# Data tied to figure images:
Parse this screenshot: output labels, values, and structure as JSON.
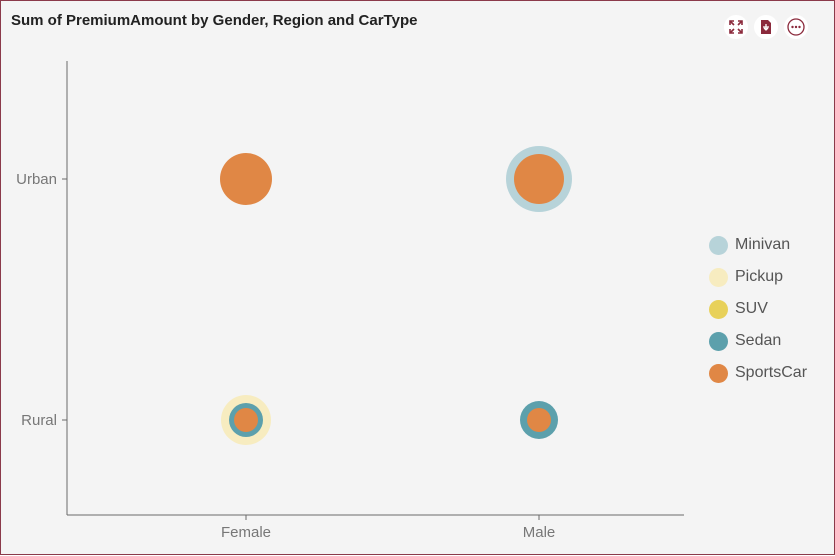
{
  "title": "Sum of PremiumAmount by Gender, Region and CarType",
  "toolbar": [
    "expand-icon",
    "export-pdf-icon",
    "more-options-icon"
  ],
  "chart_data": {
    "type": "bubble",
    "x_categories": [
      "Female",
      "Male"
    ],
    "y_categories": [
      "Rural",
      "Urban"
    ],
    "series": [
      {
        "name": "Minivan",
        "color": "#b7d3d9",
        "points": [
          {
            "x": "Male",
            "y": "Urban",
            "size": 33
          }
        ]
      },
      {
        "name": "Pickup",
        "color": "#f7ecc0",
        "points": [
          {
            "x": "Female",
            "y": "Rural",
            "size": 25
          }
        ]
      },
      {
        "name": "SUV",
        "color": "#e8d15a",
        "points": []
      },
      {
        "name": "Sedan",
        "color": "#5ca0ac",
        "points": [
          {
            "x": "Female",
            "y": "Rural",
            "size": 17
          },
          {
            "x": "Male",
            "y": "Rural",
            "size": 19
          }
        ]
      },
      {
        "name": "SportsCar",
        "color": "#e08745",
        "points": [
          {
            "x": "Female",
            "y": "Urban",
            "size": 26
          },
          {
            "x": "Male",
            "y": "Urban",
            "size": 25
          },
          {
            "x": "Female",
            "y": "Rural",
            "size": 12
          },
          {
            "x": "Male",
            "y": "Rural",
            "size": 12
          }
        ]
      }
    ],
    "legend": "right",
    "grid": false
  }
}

# Task description:
Quote all the records verbatim, dropping any pictures from your copy.

# Complete response:
Parse this screenshot: output labels, values, and structure as JSON.
{
  "title": "Sum of PremiumAmount by Gender, Region and CarType",
  "toolbar": [
    "expand-icon",
    "export-pdf-icon",
    "more-options-icon"
  ],
  "chart_data": {
    "type": "bubble",
    "x_categories": [
      "Female",
      "Male"
    ],
    "y_categories": [
      "Rural",
      "Urban"
    ],
    "series": [
      {
        "name": "Minivan",
        "color": "#b7d3d9",
        "points": [
          {
            "x": "Male",
            "y": "Urban",
            "size": 33
          }
        ]
      },
      {
        "name": "Pickup",
        "color": "#f7ecc0",
        "points": [
          {
            "x": "Female",
            "y": "Rural",
            "size": 25
          }
        ]
      },
      {
        "name": "SUV",
        "color": "#e8d15a",
        "points": []
      },
      {
        "name": "Sedan",
        "color": "#5ca0ac",
        "points": [
          {
            "x": "Female",
            "y": "Rural",
            "size": 17
          },
          {
            "x": "Male",
            "y": "Rural",
            "size": 19
          }
        ]
      },
      {
        "name": "SportsCar",
        "color": "#e08745",
        "points": [
          {
            "x": "Female",
            "y": "Urban",
            "size": 26
          },
          {
            "x": "Male",
            "y": "Urban",
            "size": 25
          },
          {
            "x": "Female",
            "y": "Rural",
            "size": 12
          },
          {
            "x": "Male",
            "y": "Rural",
            "size": 12
          }
        ]
      }
    ],
    "legend": "right",
    "grid": false
  }
}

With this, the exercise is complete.